Source data:
☆ ☆ ☆ ☆

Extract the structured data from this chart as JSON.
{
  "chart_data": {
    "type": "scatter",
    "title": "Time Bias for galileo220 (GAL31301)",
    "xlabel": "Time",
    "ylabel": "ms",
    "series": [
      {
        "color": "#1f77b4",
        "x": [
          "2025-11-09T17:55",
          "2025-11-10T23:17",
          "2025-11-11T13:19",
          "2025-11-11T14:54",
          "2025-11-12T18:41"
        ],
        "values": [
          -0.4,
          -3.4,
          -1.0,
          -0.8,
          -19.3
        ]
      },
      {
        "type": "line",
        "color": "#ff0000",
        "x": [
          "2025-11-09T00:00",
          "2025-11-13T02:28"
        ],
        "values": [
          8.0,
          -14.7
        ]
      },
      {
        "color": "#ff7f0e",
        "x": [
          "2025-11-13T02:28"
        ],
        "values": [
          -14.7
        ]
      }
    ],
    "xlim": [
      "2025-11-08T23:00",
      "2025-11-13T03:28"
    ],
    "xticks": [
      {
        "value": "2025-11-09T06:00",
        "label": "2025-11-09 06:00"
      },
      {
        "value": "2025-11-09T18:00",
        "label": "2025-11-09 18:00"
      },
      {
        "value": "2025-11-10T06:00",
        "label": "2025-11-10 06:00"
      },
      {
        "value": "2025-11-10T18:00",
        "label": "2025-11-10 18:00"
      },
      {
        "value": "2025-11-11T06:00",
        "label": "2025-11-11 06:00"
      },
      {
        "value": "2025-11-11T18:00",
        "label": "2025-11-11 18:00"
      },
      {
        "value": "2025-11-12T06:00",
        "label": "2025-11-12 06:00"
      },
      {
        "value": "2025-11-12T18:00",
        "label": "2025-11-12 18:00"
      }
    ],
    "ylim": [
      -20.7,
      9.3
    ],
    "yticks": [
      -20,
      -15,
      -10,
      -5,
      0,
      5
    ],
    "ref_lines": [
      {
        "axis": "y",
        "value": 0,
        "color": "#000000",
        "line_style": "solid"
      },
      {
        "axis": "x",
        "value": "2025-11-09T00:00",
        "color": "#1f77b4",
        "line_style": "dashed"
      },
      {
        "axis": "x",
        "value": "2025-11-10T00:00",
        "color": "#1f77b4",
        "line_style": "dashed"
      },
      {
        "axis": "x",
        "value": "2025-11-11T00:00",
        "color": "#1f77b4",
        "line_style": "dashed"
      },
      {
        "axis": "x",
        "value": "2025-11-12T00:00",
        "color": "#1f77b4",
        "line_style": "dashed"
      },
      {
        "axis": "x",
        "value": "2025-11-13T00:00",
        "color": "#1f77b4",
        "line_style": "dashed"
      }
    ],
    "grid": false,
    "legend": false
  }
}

☆ ☆ ☆ ☆

WORK TO COMPLETE:
Repeat the data precisely, line by line.

CORRECT OUTPUT:
Extract the structured data from this chart as JSON.
{
  "chart_data": {
    "type": "scatter",
    "title": "Time Bias for galileo220 (GAL31301)",
    "xlabel": "Time",
    "ylabel": "ms",
    "series": [
      {
        "color": "#1f77b4",
        "x": [
          "2025-11-09T17:55",
          "2025-11-10T23:17",
          "2025-11-11T13:19",
          "2025-11-11T14:54",
          "2025-11-12T18:41"
        ],
        "values": [
          -0.4,
          -3.4,
          -1.0,
          -0.8,
          -19.3
        ]
      },
      {
        "type": "line",
        "color": "#ff0000",
        "x": [
          "2025-11-09T00:00",
          "2025-11-13T02:28"
        ],
        "values": [
          8.0,
          -14.7
        ]
      },
      {
        "color": "#ff7f0e",
        "x": [
          "2025-11-13T02:28"
        ],
        "values": [
          -14.7
        ]
      }
    ],
    "xlim": [
      "2025-11-08T23:00",
      "2025-11-13T03:28"
    ],
    "xticks": [
      {
        "value": "2025-11-09T06:00",
        "label": "2025-11-09 06:00"
      },
      {
        "value": "2025-11-09T18:00",
        "label": "2025-11-09 18:00"
      },
      {
        "value": "2025-11-10T06:00",
        "label": "2025-11-10 06:00"
      },
      {
        "value": "2025-11-10T18:00",
        "label": "2025-11-10 18:00"
      },
      {
        "value": "2025-11-11T06:00",
        "label": "2025-11-11 06:00"
      },
      {
        "value": "2025-11-11T18:00",
        "label": "2025-11-11 18:00"
      },
      {
        "value": "2025-11-12T06:00",
        "label": "2025-11-12 06:00"
      },
      {
        "value": "2025-11-12T18:00",
        "label": "2025-11-12 18:00"
      }
    ],
    "ylim": [
      -20.7,
      9.3
    ],
    "yticks": [
      -20,
      -15,
      -10,
      -5,
      0,
      5
    ],
    "ref_lines": [
      {
        "axis": "y",
        "value": 0,
        "color": "#000000",
        "line_style": "solid"
      },
      {
        "axis": "x",
        "value": "2025-11-09T00:00",
        "color": "#1f77b4",
        "line_style": "dashed"
      },
      {
        "axis": "x",
        "value": "2025-11-10T00:00",
        "color": "#1f77b4",
        "line_style": "dashed"
      },
      {
        "axis": "x",
        "value": "2025-11-11T00:00",
        "color": "#1f77b4",
        "line_style": "dashed"
      },
      {
        "axis": "x",
        "value": "2025-11-12T00:00",
        "color": "#1f77b4",
        "line_style": "dashed"
      },
      {
        "axis": "x",
        "value": "2025-11-13T00:00",
        "color": "#1f77b4",
        "line_style": "dashed"
      }
    ],
    "grid": false,
    "legend": false
  }
}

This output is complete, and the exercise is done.